#### Required work:
Leaving out every picture, quote the data below exactly as it appears.

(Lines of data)

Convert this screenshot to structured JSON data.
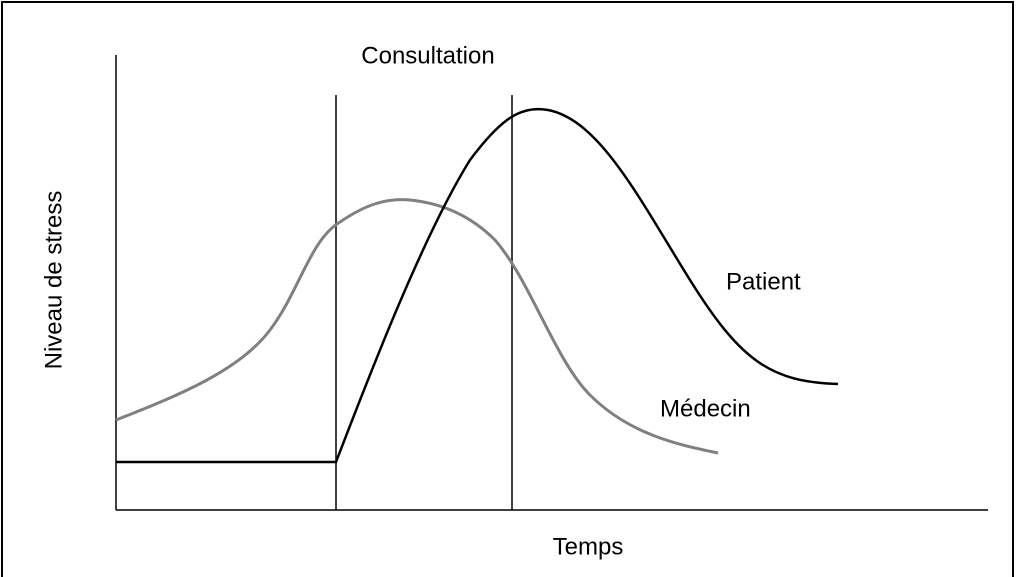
{
  "title": "Consultation",
  "x_label": "Temps",
  "y_label": "Niveau de stress",
  "curves": [
    {
      "label": "Patient"
    },
    {
      "label": "Médecin"
    }
  ]
}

#### Solution to this task:
Convert this screenshot to structured JSON data.
{
  "title": "Consultation",
  "x_label": "Temps",
  "y_label": "Niveau de stress",
  "curves": [
    {
      "label": "Patient"
    },
    {
      "label": "Médecin"
    }
  ]
}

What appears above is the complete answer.